» Requirement: Consider the data that follows and state how many lines contain the string "SRMTID", using the number alone.

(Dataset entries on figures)
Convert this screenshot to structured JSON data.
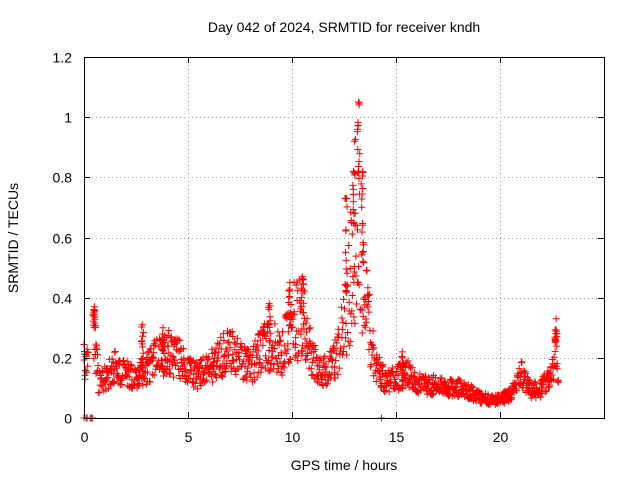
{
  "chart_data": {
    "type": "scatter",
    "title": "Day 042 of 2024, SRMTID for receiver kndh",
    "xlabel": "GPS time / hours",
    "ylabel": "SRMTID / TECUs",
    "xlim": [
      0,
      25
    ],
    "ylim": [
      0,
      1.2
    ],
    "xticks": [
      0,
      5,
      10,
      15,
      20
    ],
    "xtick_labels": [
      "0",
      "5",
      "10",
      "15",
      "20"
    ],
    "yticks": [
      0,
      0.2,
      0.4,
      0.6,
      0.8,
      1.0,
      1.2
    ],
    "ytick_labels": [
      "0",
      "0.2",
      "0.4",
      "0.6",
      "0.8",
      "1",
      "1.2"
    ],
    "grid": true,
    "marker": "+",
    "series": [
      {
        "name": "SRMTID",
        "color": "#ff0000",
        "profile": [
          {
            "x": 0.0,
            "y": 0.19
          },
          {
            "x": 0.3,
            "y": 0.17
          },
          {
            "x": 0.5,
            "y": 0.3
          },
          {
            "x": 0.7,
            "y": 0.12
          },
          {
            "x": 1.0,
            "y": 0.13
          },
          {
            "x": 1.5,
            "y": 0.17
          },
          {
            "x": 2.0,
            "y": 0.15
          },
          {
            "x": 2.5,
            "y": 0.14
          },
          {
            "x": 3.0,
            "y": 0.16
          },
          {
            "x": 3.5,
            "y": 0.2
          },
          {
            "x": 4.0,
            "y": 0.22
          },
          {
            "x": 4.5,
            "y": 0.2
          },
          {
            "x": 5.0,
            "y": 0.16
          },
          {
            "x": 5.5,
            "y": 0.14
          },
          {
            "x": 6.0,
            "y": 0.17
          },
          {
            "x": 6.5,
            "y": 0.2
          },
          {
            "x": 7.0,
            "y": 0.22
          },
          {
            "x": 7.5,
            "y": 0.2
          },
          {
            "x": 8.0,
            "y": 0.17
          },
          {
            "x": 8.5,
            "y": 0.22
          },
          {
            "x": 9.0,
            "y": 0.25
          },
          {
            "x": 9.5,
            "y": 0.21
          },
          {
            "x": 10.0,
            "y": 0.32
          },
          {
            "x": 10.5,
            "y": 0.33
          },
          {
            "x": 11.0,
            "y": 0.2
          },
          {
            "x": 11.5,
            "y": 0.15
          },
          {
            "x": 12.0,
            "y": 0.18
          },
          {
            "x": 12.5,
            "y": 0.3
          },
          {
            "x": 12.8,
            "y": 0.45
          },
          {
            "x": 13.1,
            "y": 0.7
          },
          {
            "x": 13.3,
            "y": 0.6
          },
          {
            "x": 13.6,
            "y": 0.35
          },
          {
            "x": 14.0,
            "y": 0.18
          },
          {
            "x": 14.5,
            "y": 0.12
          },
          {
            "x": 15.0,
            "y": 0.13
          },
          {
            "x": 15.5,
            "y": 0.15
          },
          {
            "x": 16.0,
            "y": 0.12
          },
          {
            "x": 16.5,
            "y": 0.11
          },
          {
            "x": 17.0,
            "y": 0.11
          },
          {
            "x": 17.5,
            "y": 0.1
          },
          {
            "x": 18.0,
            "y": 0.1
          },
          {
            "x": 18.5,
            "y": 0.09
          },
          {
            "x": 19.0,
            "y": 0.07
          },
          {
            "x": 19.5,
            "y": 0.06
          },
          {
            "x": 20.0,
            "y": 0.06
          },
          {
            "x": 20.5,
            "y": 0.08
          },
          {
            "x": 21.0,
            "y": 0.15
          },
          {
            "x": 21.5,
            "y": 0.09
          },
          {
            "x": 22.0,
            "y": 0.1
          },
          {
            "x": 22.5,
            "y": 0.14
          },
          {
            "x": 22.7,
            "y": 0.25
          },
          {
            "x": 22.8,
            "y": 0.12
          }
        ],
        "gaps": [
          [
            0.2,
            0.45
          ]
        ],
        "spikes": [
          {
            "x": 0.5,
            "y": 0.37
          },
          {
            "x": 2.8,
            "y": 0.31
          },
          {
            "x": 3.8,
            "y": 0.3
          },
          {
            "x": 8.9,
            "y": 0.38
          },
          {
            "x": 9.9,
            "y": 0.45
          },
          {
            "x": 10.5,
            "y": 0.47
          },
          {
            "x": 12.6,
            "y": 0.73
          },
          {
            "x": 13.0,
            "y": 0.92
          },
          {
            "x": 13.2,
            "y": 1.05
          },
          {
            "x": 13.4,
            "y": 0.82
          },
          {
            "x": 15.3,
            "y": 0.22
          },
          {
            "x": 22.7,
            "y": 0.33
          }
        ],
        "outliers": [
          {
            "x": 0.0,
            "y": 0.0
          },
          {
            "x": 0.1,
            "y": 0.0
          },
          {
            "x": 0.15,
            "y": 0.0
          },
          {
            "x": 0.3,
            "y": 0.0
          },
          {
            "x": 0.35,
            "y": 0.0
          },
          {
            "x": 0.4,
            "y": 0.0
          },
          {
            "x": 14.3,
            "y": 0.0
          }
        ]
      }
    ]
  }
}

» Answer for the task: 3